▶ WHAT TO WORK ON
Scan the records and identify every line in which the string "icon" occurs, then return those lines.

Figure content listings
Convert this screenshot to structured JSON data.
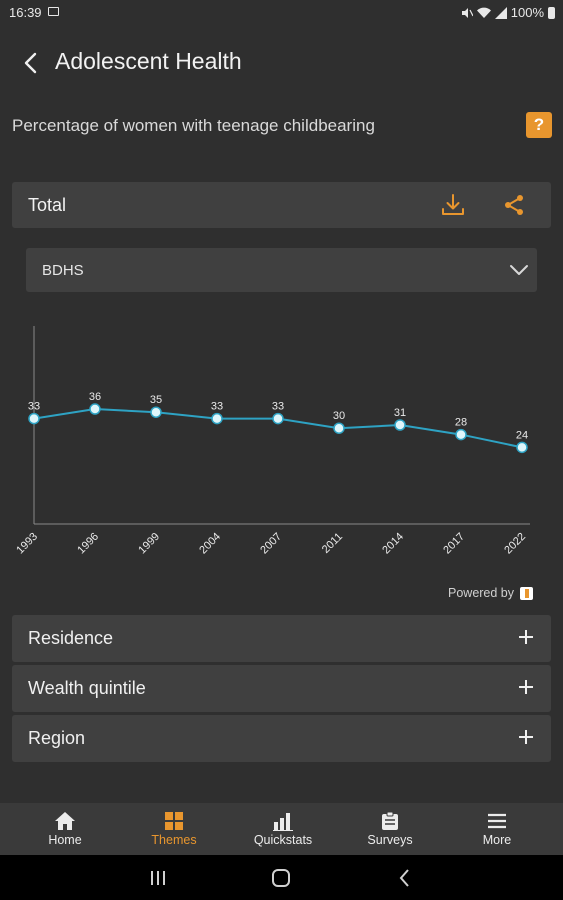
{
  "status_bar": {
    "time": "16:39",
    "battery": "100%"
  },
  "header": {
    "title": "Adolescent Health"
  },
  "indicator": {
    "title": "Percentage of women with teenage childbearing",
    "help_label": "?"
  },
  "total_bar": {
    "label": "Total"
  },
  "survey_select": {
    "selected": "BDHS"
  },
  "chart_data": {
    "type": "line",
    "x": [
      "1993",
      "1996",
      "1999",
      "2004",
      "2007",
      "2011",
      "2014",
      "2017",
      "2022"
    ],
    "values": [
      33,
      36,
      35,
      33,
      33,
      30,
      31,
      28,
      24
    ],
    "series_color": "#2ea3c4",
    "point_color": "#dff6fb",
    "grid": false,
    "legend": "none"
  },
  "powered_by": "Powered by",
  "accordions": [
    {
      "label": "Residence"
    },
    {
      "label": "Wealth quintile"
    },
    {
      "label": "Region"
    }
  ],
  "bottom_nav": [
    {
      "label": "Home",
      "icon": "home-icon"
    },
    {
      "label": "Themes",
      "icon": "grid-icon",
      "active": true
    },
    {
      "label": "Quickstats",
      "icon": "bar-chart-icon"
    },
    {
      "label": "Surveys",
      "icon": "clipboard-icon"
    },
    {
      "label": "More",
      "icon": "menu-icon"
    }
  ],
  "colors": {
    "accent": "#e8962e",
    "background": "#2f2f2f",
    "panel": "#404040"
  }
}
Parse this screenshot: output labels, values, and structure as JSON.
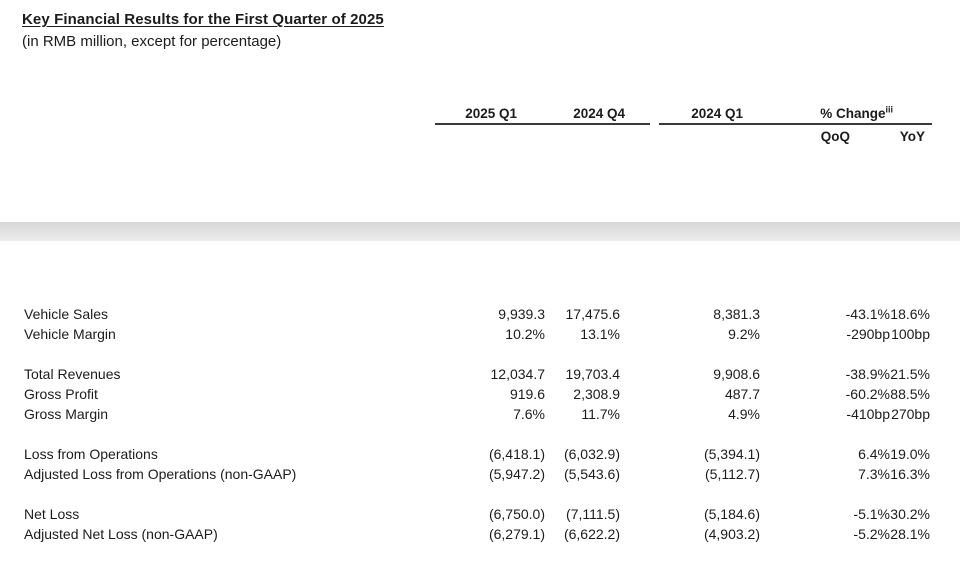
{
  "page": {
    "title": "Key Financial Results for the First Quarter of 2025",
    "subtitle": "(in RMB million, except for percentage)"
  },
  "table": {
    "columns": {
      "q1_2025": "2025 Q1",
      "q4_2024": "2024 Q4",
      "q1_2024": "2024 Q1",
      "pct_change": "% Change",
      "pct_change_footnote": "iii",
      "qoq": "QoQ",
      "yoy": "YoY"
    },
    "rows": [
      {
        "label": "Vehicle Sales",
        "q1_2025": "9,939.3",
        "q4_2024": "17,475.6",
        "q1_2024": "8,381.3",
        "qoq": "-43.1%",
        "yoy": "18.6%"
      },
      {
        "label": "Vehicle Margin",
        "q1_2025": "10.2%",
        "q4_2024": "13.1%",
        "q1_2024": "9.2%",
        "qoq": "-290bp",
        "yoy": "100bp"
      },
      {
        "label": "Total Revenues",
        "q1_2025": "12,034.7",
        "q4_2024": "19,703.4",
        "q1_2024": "9,908.6",
        "qoq": "-38.9%",
        "yoy": "21.5%"
      },
      {
        "label": "Gross Profit",
        "q1_2025": "919.6",
        "q4_2024": "2,308.9",
        "q1_2024": "487.7",
        "qoq": "-60.2%",
        "yoy": "88.5%"
      },
      {
        "label": "Gross Margin",
        "q1_2025": "7.6%",
        "q4_2024": "11.7%",
        "q1_2024": "4.9%",
        "qoq": "-410bp",
        "yoy": "270bp"
      },
      {
        "label": "Loss from Operations",
        "q1_2025": "(6,418.1)",
        "q4_2024": "(6,032.9)",
        "q1_2024": "(5,394.1)",
        "qoq": "6.4%",
        "yoy": "19.0%"
      },
      {
        "label": "Adjusted Loss from Operations (non-GAAP)",
        "q1_2025": "(5,947.2)",
        "q4_2024": "(5,543.6)",
        "q1_2024": "(5,112.7)",
        "qoq": "7.3%",
        "yoy": "16.3%"
      },
      {
        "label": "Net Loss",
        "q1_2025": "(6,750.0)",
        "q4_2024": "(7,111.5)",
        "q1_2024": "(5,184.6)",
        "qoq": "-5.1%",
        "yoy": "30.2%"
      },
      {
        "label": "Adjusted Net Loss (non-GAAP)",
        "q1_2025": "(6,279.1)",
        "q4_2024": "(6,622.2)",
        "q1_2024": "(4,903.2)",
        "qoq": "-5.2%",
        "yoy": "28.1%"
      }
    ]
  },
  "colors": {
    "text": "#1c1c1c",
    "rule": "#3a3a3a",
    "page_break_bar": "#e0e0e0"
  }
}
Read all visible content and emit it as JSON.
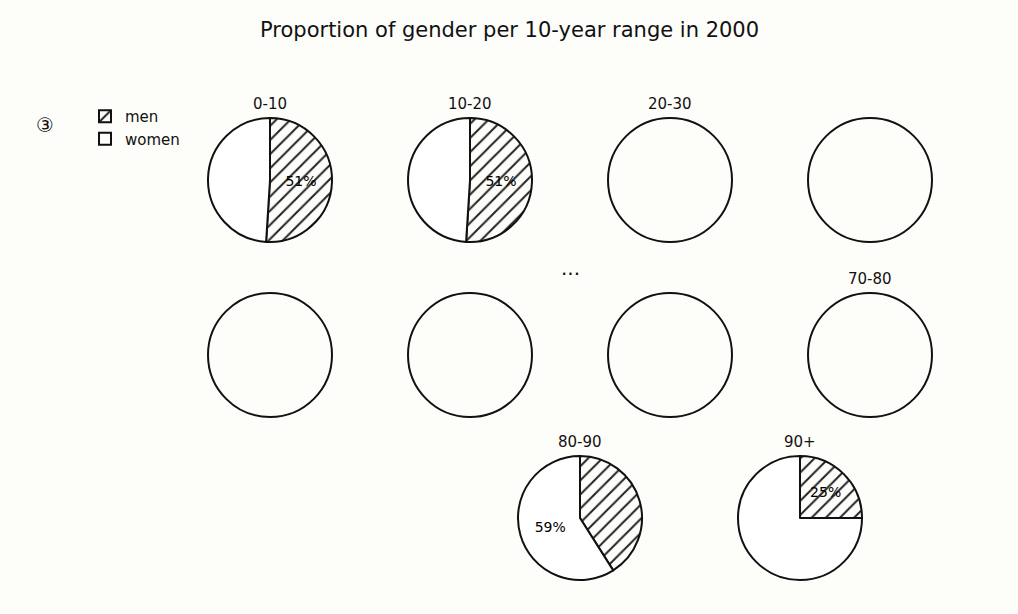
{
  "figure_number": "③",
  "title": "Proportion of gender per 10-year range in 2000",
  "ellipsis": "...",
  "chart_data": [
    {
      "type": "pie",
      "title": "0-10",
      "categories": [
        "men",
        "women"
      ],
      "values": [
        51,
        49
      ],
      "value_labels": [
        "51%",
        null
      ],
      "colors": [
        "#ffffff",
        "#ffffff"
      ]
    },
    {
      "type": "pie",
      "title": "10-20",
      "categories": [
        "men",
        "women"
      ],
      "values": [
        51,
        49
      ],
      "value_labels": [
        "51%",
        null
      ],
      "colors": [
        "#ffffff",
        "#ffffff"
      ]
    },
    {
      "type": "pie",
      "title": "20-30",
      "values": null
    },
    {
      "type": "pie",
      "title": null,
      "values": null
    },
    {
      "type": "pie",
      "title": null,
      "values": null
    },
    {
      "type": "pie",
      "title": null,
      "values": null
    },
    {
      "type": "pie",
      "title": null,
      "values": null
    },
    {
      "type": "pie",
      "title": "70-80",
      "values": null
    },
    {
      "type": "pie",
      "title": "80-90",
      "categories": [
        "men",
        "women"
      ],
      "values": [
        41,
        59
      ],
      "value_labels": [
        null,
        "59%"
      ],
      "colors": [
        "#ffffff",
        "#ffffff"
      ]
    },
    {
      "type": "pie",
      "title": "90+",
      "categories": [
        "men",
        "women"
      ],
      "values": [
        25,
        75
      ],
      "value_labels": [
        "25%",
        null
      ],
      "colors": [
        "#ffffff",
        "#ffffff"
      ]
    }
  ]
}
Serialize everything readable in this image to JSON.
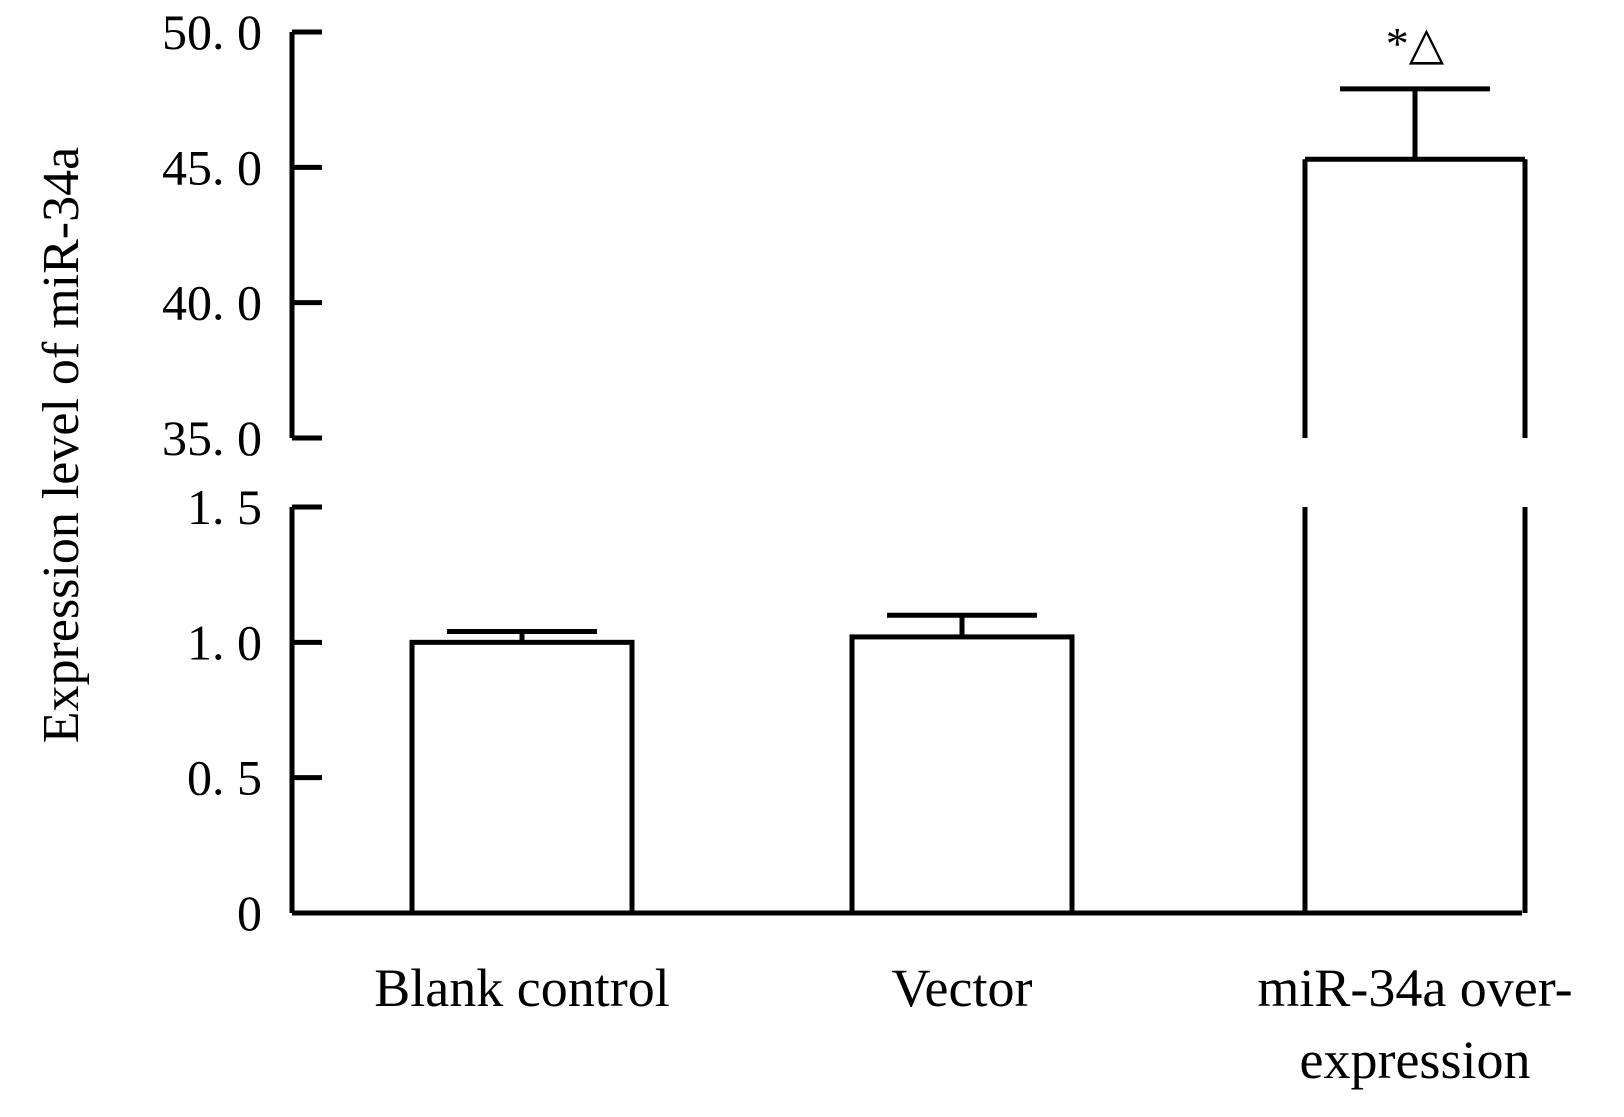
{
  "chart_data": {
    "type": "bar",
    "title": "",
    "xlabel": "",
    "ylabel": "Expression level of miR-34a",
    "categories": [
      [
        "Blank control"
      ],
      [
        "Vector"
      ],
      [
        "miR-34a over-",
        "expression"
      ]
    ],
    "values": [
      1.0,
      1.02,
      45.3
    ],
    "errors": [
      0.04,
      0.08,
      2.6
    ],
    "annotations": [
      "",
      "",
      "*△"
    ],
    "axis_break": {
      "lower_max": 1.5,
      "upper_min": 35.0
    },
    "lower_ylim": [
      0,
      1.5
    ],
    "upper_ylim": [
      35.0,
      50.0
    ],
    "lower_ticks": [
      "0",
      "0. 5",
      "1. 0",
      "1. 5"
    ],
    "upper_ticks": [
      "35. 0",
      "40. 0",
      "45. 0",
      "50. 0"
    ],
    "grid": false,
    "bar_fill": "#ffffff",
    "line_color": "#000000"
  }
}
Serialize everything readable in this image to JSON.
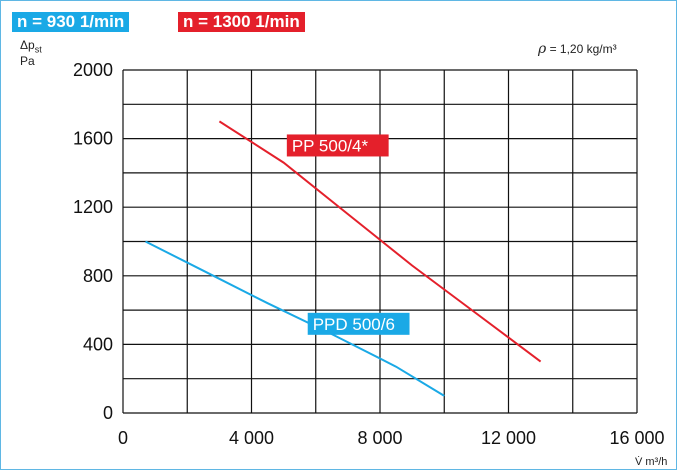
{
  "legend": {
    "speed_low": "n = 930 1/min",
    "speed_high": "n = 1300 1/min"
  },
  "axis": {
    "y_symbol": "Δp",
    "y_symbol_sub": "st",
    "y_unit": "Pa",
    "x_unit": "V̇ m³/h"
  },
  "density": {
    "symbol": "ρ",
    "text": "= 1,20 kg/m³"
  },
  "colors": {
    "low_speed": "#1aa9e6",
    "high_speed": "#e4202b",
    "grid": "#111111",
    "frame": "#5fb7e4"
  },
  "chart_data": {
    "type": "line",
    "xlim": [
      0,
      16000
    ],
    "ylim": [
      0,
      2000
    ],
    "x_ticks": [
      0,
      4000,
      8000,
      12000,
      16000
    ],
    "x_tick_labels": [
      "0",
      "4 000",
      "8 000",
      "12 000",
      "16 000"
    ],
    "y_ticks": [
      0,
      400,
      800,
      1200,
      1600,
      2000
    ],
    "y_tick_labels": [
      "0",
      "400",
      "800",
      "1200",
      "1600",
      "2000"
    ],
    "grid": true,
    "series": [
      {
        "name": "PP 500/4*",
        "color": "#e4202b",
        "x": [
          3000,
          5000,
          7000,
          9000,
          11000,
          13000
        ],
        "y": [
          1700,
          1460,
          1160,
          860,
          580,
          300
        ]
      },
      {
        "name": "PPD 500/6",
        "color": "#1aa9e6",
        "x": [
          700,
          2500,
          4500,
          6500,
          8500,
          10000
        ],
        "y": [
          1000,
          830,
          640,
          460,
          270,
          100
        ]
      }
    ]
  }
}
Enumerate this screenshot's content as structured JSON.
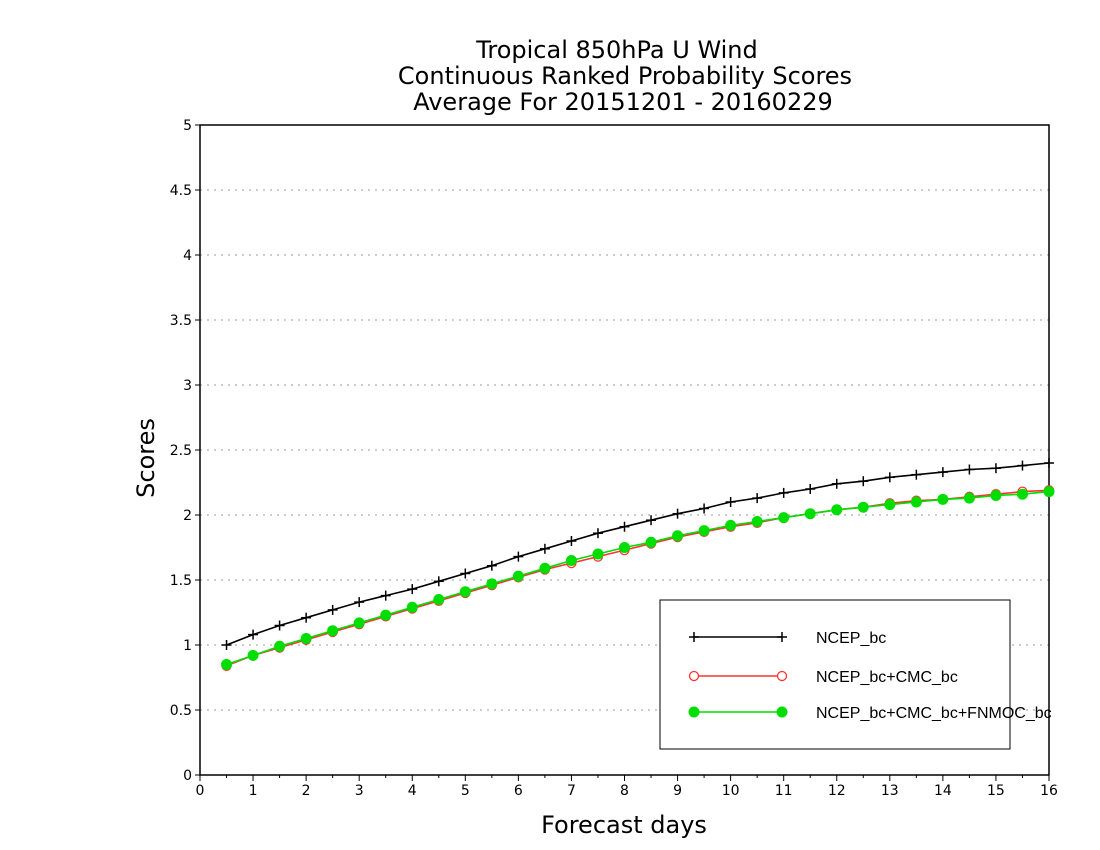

▶ OUTPUT FOR THIS EXERCISE
      "icon": "home-icon"
      "icon": "grid-icon",
      "icon": "bar-chart-icon"
      "icon": "clipboard-icon"
      "icon": "menu-icon"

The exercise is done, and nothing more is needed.